* The problem
Gather, from the data below, each line in which the word "avec" occurs.

====

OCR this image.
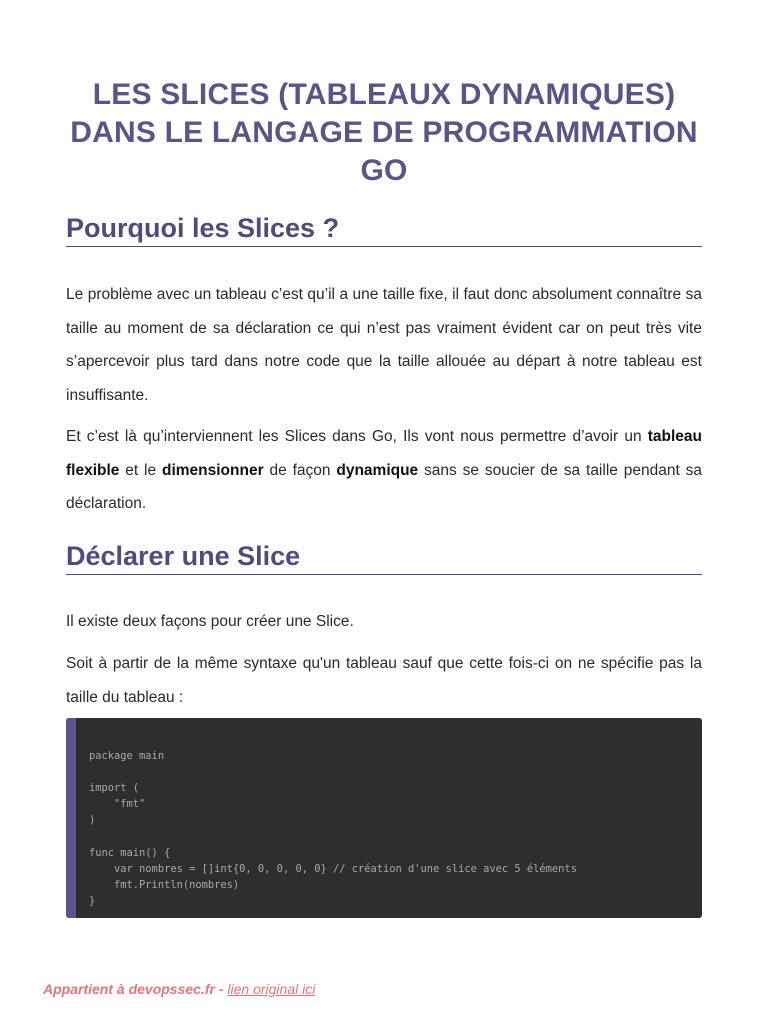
LES SLICES (TABLEAUX DYNAMIQUES)
DANS LE LANGAGE DE PROGRAMMATION
GO
Pourquoi les Slices ?
Le problème avec un tableau c’est qu’il a une taille fixe, il faut donc absolument connaître sa taille au moment de sa déclaration ce qui n’est pas vraiment évident car on peut très vite s’apercevoir plus tard dans notre code que la taille allouée au départ à notre tableau est insuffisante.
Et c’est là qu’interviennent les Slices dans Go, Ils vont nous permettre d’avoir un tableau flexible et le dimensionner de façon dynamique sans se soucier de sa taille pendant sa déclaration.
Déclarer une Slice
Il existe deux façons pour créer une Slice.
Soit à partir de la même syntaxe qu'un tableau sauf que cette fois-ci on ne spécifie pas la taille du tableau :
package main

import (
"fmt"
)

func main() {
var nombres = []int{0, 0, 0, 0, 0} // création d'une slice avec 5 éléments
fmt.Println(nombres)
}
Appartient à devopssec.fr - lien original ici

====

* The result
Le problème avec un tableau c’est qu’il a une taille fixe, il faut donc absolument connaître sa taille au moment de sa déclaration ce qui n’est pas vraiment évident car on peut très vite s’apercevoir plus tard dans notre code que la taille allouée au départ à notre tableau est insuffisante.
var nombres = []int{0, 0, 0, 0, 0} // création d'une slice avec 5 éléments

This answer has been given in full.